----- Records shown
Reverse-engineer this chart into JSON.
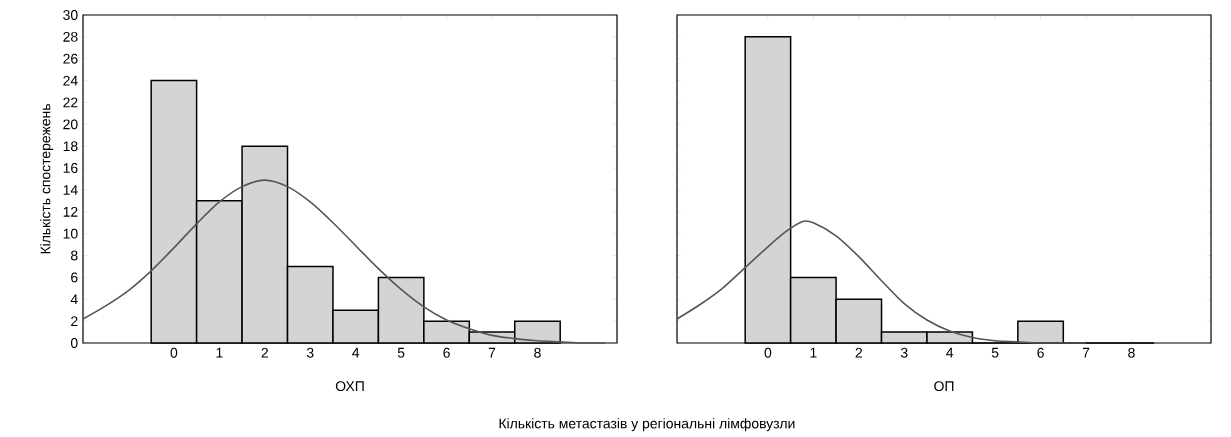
{
  "chart_data": [
    {
      "type": "histogram",
      "xlabel": "ОХП",
      "ylabel": "Кількість спостережень",
      "annotations": [
        "Кількість метастазів у регіональні лімфовузли"
      ],
      "bins": [
        -0.5,
        0.5,
        1.5,
        2.5,
        3.5,
        4.5,
        5.5,
        6.5,
        7.5,
        8.5
      ],
      "values": [
        24,
        13,
        18,
        7,
        3,
        6,
        2,
        1,
        2
      ],
      "color": "#d4d4d4",
      "series": [
        {
          "type": "line",
          "color": "#555555",
          "x": [
            -2,
            -1.5,
            -1,
            -0.5,
            0,
            0.5,
            1,
            1.5,
            2,
            2.5,
            3,
            3.5,
            4,
            4.5,
            5,
            5.5,
            6,
            6.5,
            7,
            7.5,
            8,
            8.5,
            9,
            9.5
          ],
          "values": [
            2.2,
            3.4,
            4.8,
            6.6,
            8.7,
            10.9,
            12.9,
            14.3,
            14.9,
            14.3,
            12.9,
            11.0,
            8.9,
            6.8,
            4.9,
            3.3,
            2.1,
            1.3,
            0.7,
            0.4,
            0.2,
            0.1,
            0,
            0
          ]
        }
      ],
      "xlim": [
        -2,
        9.75
      ],
      "ylim": [
        0,
        30
      ],
      "xticks": [
        0,
        1,
        2,
        3,
        4,
        5,
        6,
        7,
        8
      ],
      "yticks": [
        0,
        2,
        4,
        6,
        8,
        10,
        12,
        14,
        16,
        18,
        20,
        22,
        24,
        26,
        28,
        30
      ]
    },
    {
      "type": "histogram",
      "xlabel": "ОП",
      "bins": [
        -0.5,
        0.5,
        1.5,
        2.5,
        3.5,
        4.5,
        5.5,
        6.5,
        7.5,
        8.5
      ],
      "values": [
        28,
        6,
        4,
        1,
        1,
        0,
        2,
        0,
        0
      ],
      "color": "#d4d4d4",
      "series": [
        {
          "type": "line",
          "color": "#555555",
          "x": [
            -2,
            -1.5,
            -1,
            -0.5,
            0,
            0.4,
            0.75,
            1,
            1.5,
            2,
            2.5,
            3,
            3.5,
            4,
            4.5,
            5,
            5.5,
            6,
            7
          ],
          "values": [
            2.2,
            3.5,
            5.0,
            6.9,
            8.8,
            10.2,
            11.1,
            11.0,
            9.8,
            7.9,
            5.7,
            3.6,
            2.1,
            1.1,
            0.5,
            0.2,
            0.1,
            0,
            0
          ]
        }
      ],
      "xlim": [
        -2,
        9.75
      ],
      "ylim": [
        0,
        30
      ],
      "xticks": [
        0,
        1,
        2,
        3,
        4,
        5,
        6,
        7,
        8
      ],
      "yticks": [
        0,
        2,
        4,
        6,
        8,
        10,
        12,
        14,
        16,
        18,
        20,
        22,
        24,
        26,
        28,
        30
      ],
      "tick_labels": "x"
    }
  ]
}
----------
Without including the pictures, return each record above exactly as it stands.

Solution to this problem ▸
Reverse-engineer this chart into JSON.
{
  "chart_data": [
    {
      "type": "histogram",
      "xlabel": "ОХП",
      "ylabel": "Кількість спостережень",
      "annotations": [
        "Кількість метастазів у регіональні лімфовузли"
      ],
      "bins": [
        -0.5,
        0.5,
        1.5,
        2.5,
        3.5,
        4.5,
        5.5,
        6.5,
        7.5,
        8.5
      ],
      "values": [
        24,
        13,
        18,
        7,
        3,
        6,
        2,
        1,
        2
      ],
      "color": "#d4d4d4",
      "series": [
        {
          "type": "line",
          "color": "#555555",
          "x": [
            -2,
            -1.5,
            -1,
            -0.5,
            0,
            0.5,
            1,
            1.5,
            2,
            2.5,
            3,
            3.5,
            4,
            4.5,
            5,
            5.5,
            6,
            6.5,
            7,
            7.5,
            8,
            8.5,
            9,
            9.5
          ],
          "values": [
            2.2,
            3.4,
            4.8,
            6.6,
            8.7,
            10.9,
            12.9,
            14.3,
            14.9,
            14.3,
            12.9,
            11.0,
            8.9,
            6.8,
            4.9,
            3.3,
            2.1,
            1.3,
            0.7,
            0.4,
            0.2,
            0.1,
            0,
            0
          ]
        }
      ],
      "xlim": [
        -2,
        9.75
      ],
      "ylim": [
        0,
        30
      ],
      "xticks": [
        0,
        1,
        2,
        3,
        4,
        5,
        6,
        7,
        8
      ],
      "yticks": [
        0,
        2,
        4,
        6,
        8,
        10,
        12,
        14,
        16,
        18,
        20,
        22,
        24,
        26,
        28,
        30
      ]
    },
    {
      "type": "histogram",
      "xlabel": "ОП",
      "bins": [
        -0.5,
        0.5,
        1.5,
        2.5,
        3.5,
        4.5,
        5.5,
        6.5,
        7.5,
        8.5
      ],
      "values": [
        28,
        6,
        4,
        1,
        1,
        0,
        2,
        0,
        0
      ],
      "color": "#d4d4d4",
      "series": [
        {
          "type": "line",
          "color": "#555555",
          "x": [
            -2,
            -1.5,
            -1,
            -0.5,
            0,
            0.4,
            0.75,
            1,
            1.5,
            2,
            2.5,
            3,
            3.5,
            4,
            4.5,
            5,
            5.5,
            6,
            7
          ],
          "values": [
            2.2,
            3.5,
            5.0,
            6.9,
            8.8,
            10.2,
            11.1,
            11.0,
            9.8,
            7.9,
            5.7,
            3.6,
            2.1,
            1.1,
            0.5,
            0.2,
            0.1,
            0,
            0
          ]
        }
      ],
      "xlim": [
        -2,
        9.75
      ],
      "ylim": [
        0,
        30
      ],
      "xticks": [
        0,
        1,
        2,
        3,
        4,
        5,
        6,
        7,
        8
      ],
      "yticks": [
        0,
        2,
        4,
        6,
        8,
        10,
        12,
        14,
        16,
        18,
        20,
        22,
        24,
        26,
        28,
        30
      ],
      "tick_labels": "x"
    }
  ]
}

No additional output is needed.